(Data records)
****

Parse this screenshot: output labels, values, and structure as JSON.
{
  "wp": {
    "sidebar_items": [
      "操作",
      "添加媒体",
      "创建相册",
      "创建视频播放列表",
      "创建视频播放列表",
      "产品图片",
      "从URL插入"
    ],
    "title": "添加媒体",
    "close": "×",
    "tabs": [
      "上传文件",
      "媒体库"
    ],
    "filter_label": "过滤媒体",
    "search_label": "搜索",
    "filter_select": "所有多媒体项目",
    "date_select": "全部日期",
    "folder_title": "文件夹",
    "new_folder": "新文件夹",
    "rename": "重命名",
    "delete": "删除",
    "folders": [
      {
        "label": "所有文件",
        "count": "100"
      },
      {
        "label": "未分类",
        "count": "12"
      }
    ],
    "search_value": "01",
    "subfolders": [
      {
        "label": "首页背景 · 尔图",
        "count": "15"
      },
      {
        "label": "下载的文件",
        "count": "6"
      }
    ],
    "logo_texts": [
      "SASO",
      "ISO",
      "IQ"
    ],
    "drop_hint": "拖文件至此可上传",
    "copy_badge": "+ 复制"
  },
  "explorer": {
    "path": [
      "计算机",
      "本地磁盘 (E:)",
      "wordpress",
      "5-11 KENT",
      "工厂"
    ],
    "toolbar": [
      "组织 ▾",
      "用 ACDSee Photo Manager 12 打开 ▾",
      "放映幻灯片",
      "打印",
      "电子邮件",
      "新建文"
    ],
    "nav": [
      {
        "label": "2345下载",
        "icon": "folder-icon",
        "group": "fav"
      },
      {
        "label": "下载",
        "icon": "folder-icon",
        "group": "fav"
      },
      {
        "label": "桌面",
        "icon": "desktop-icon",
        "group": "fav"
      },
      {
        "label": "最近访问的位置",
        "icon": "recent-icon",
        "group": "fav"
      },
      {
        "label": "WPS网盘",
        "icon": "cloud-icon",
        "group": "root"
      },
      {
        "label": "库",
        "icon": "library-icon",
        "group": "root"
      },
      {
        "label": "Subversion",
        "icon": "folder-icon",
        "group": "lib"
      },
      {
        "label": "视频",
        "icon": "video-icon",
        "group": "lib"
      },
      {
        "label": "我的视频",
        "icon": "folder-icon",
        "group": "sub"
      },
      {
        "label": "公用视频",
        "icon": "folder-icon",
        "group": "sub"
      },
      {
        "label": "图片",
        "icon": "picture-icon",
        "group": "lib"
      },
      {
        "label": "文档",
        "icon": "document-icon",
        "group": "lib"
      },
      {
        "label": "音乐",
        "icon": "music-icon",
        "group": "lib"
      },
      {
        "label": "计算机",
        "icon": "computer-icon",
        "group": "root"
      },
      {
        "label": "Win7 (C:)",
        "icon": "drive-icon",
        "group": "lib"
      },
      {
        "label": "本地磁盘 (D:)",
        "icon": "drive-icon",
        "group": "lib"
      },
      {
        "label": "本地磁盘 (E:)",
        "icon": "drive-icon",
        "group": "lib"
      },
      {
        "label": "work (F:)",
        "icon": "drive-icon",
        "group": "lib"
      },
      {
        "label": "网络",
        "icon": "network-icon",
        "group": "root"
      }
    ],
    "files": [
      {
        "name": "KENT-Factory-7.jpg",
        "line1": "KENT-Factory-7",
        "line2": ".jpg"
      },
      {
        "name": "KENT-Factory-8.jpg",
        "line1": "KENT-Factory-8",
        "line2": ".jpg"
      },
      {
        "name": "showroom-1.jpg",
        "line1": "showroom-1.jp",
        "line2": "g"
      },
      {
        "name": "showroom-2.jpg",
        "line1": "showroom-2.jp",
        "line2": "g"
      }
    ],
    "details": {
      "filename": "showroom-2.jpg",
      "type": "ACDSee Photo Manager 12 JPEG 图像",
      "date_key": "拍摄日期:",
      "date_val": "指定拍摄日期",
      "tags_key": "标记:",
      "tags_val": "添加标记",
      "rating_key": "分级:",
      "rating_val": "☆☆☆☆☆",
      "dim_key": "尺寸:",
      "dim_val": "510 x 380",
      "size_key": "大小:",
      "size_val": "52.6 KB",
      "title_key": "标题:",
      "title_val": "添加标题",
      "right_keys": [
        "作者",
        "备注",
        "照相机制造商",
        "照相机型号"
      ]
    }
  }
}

****

### Task instructions
Give only the number of lines in the listing above that include the string "Manager".

### Result below
2